◆ WHAT YOU SHOULD DO
Every entry below should be printed exactly, without its images.

** Start of DATA SHOWN **

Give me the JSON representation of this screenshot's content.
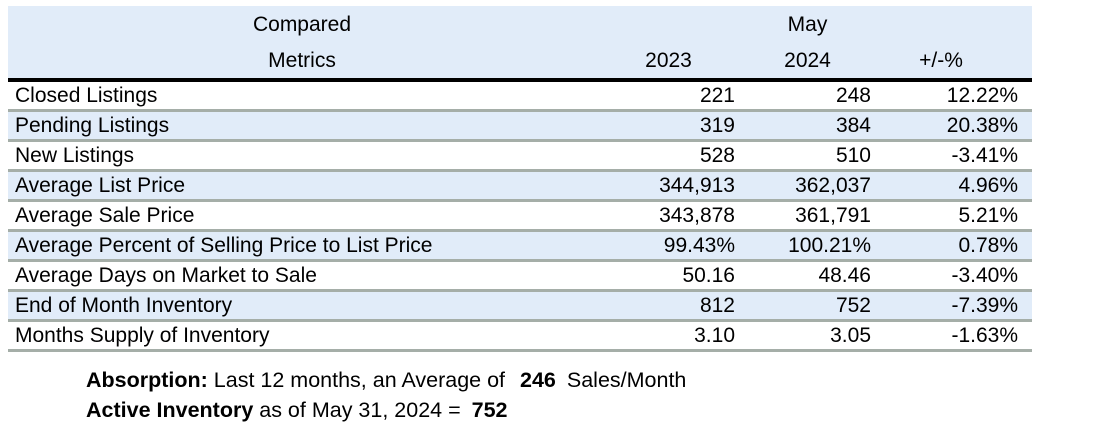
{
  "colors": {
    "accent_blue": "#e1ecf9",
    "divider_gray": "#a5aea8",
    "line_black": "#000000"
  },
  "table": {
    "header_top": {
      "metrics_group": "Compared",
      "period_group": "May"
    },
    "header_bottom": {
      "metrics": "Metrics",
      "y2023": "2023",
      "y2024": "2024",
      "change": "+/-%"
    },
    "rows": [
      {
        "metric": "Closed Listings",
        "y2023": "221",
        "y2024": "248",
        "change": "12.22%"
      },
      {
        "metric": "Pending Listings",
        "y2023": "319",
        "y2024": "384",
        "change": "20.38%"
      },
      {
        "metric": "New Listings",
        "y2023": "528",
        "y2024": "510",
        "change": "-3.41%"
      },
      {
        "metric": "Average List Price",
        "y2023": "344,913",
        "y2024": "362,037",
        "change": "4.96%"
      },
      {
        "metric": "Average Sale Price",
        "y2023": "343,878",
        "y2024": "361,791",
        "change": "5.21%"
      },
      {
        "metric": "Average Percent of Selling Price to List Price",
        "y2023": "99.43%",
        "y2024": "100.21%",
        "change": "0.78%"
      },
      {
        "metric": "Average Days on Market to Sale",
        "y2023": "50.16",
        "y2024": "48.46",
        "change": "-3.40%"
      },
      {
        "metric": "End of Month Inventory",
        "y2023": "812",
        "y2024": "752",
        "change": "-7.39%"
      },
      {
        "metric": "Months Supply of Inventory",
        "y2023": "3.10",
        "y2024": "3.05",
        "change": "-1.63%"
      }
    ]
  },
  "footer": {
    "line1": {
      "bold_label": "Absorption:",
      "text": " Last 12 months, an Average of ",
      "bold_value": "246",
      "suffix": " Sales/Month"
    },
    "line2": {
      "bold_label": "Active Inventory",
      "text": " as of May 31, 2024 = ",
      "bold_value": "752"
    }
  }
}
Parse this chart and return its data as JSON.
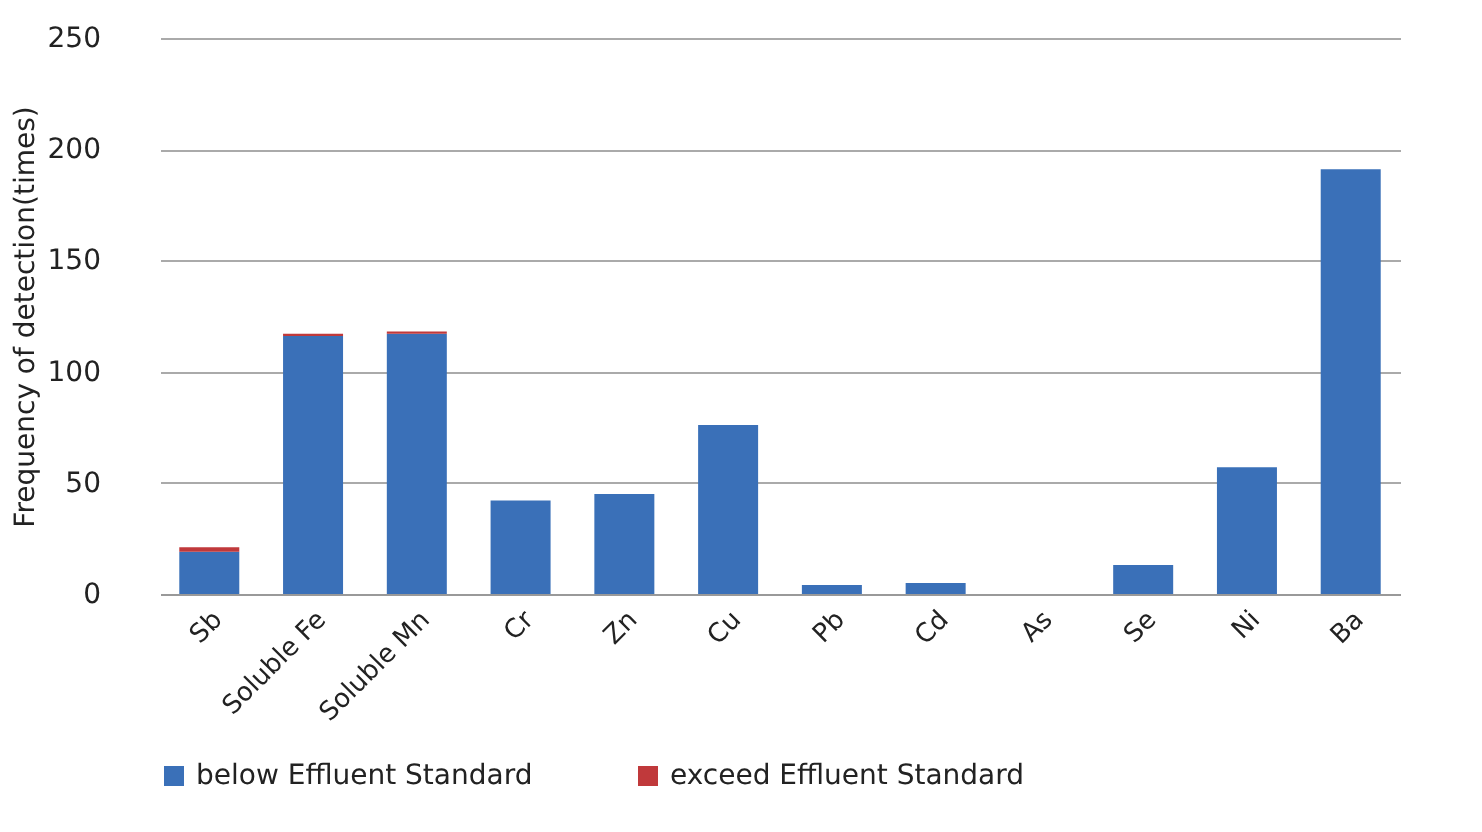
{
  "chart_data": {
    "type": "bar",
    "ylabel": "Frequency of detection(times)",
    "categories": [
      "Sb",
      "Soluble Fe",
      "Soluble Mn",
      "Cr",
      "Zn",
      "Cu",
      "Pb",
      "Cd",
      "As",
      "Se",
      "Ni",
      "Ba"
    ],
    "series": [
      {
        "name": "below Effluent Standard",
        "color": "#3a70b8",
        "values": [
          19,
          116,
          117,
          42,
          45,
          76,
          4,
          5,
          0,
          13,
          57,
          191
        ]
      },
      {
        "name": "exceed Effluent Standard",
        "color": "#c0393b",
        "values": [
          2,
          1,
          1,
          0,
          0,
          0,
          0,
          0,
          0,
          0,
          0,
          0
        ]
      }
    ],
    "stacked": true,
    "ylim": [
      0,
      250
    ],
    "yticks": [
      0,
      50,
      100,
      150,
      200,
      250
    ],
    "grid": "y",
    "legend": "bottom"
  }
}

** End of DATA SHOWN **

◆ ANSWER
Give me the JSON representation of this screenshot's content.
{
  "colors": {
    "accent_blue": "#e1ecf9",
    "divider_gray": "#a5aea8",
    "line_black": "#000000"
  },
  "table": {
    "header_top": {
      "metrics_group": "Compared",
      "period_group": "May"
    },
    "header_bottom": {
      "metrics": "Metrics",
      "y2023": "2023",
      "y2024": "2024",
      "change": "+/-%"
    },
    "rows": [
      {
        "metric": "Closed Listings",
        "y2023": "221",
        "y2024": "248",
        "change": "12.22%"
      },
      {
        "metric": "Pending Listings",
        "y2023": "319",
        "y2024": "384",
        "change": "20.38%"
      },
      {
        "metric": "New Listings",
        "y2023": "528",
        "y2024": "510",
        "change": "-3.41%"
      },
      {
        "metric": "Average List Price",
        "y2023": "344,913",
        "y2024": "362,037",
        "change": "4.96%"
      },
      {
        "metric": "Average Sale Price",
        "y2023": "343,878",
        "y2024": "361,791",
        "change": "5.21%"
      },
      {
        "metric": "Average Percent of Selling Price to List Price",
        "y2023": "99.43%",
        "y2024": "100.21%",
        "change": "0.78%"
      },
      {
        "metric": "Average Days on Market to Sale",
        "y2023": "50.16",
        "y2024": "48.46",
        "change": "-3.40%"
      },
      {
        "metric": "End of Month Inventory",
        "y2023": "812",
        "y2024": "752",
        "change": "-7.39%"
      },
      {
        "metric": "Months Supply of Inventory",
        "y2023": "3.10",
        "y2024": "3.05",
        "change": "-1.63%"
      }
    ]
  },
  "footer": {
    "line1": {
      "bold_label": "Absorption:",
      "text": " Last 12 months, an Average of ",
      "bold_value": "246",
      "suffix": " Sales/Month"
    },
    "line2": {
      "bold_label": "Active Inventory",
      "text": " as of May 31, 2024 = ",
      "bold_value": "752"
    }
  }
}
Parse this chart and return its data as JSON.
{
  "chart_data": {
    "type": "bar",
    "ylabel": "Frequency of detection(times)",
    "categories": [
      "Sb",
      "Soluble Fe",
      "Soluble Mn",
      "Cr",
      "Zn",
      "Cu",
      "Pb",
      "Cd",
      "As",
      "Se",
      "Ni",
      "Ba"
    ],
    "series": [
      {
        "name": "below Effluent Standard",
        "color": "#3a70b8",
        "values": [
          19,
          116,
          117,
          42,
          45,
          76,
          4,
          5,
          0,
          13,
          57,
          191
        ]
      },
      {
        "name": "exceed Effluent Standard",
        "color": "#c0393b",
        "values": [
          2,
          1,
          1,
          0,
          0,
          0,
          0,
          0,
          0,
          0,
          0,
          0
        ]
      }
    ],
    "stacked": true,
    "ylim": [
      0,
      250
    ],
    "yticks": [
      0,
      50,
      100,
      150,
      200,
      250
    ],
    "grid": "y",
    "legend": "bottom"
  }
}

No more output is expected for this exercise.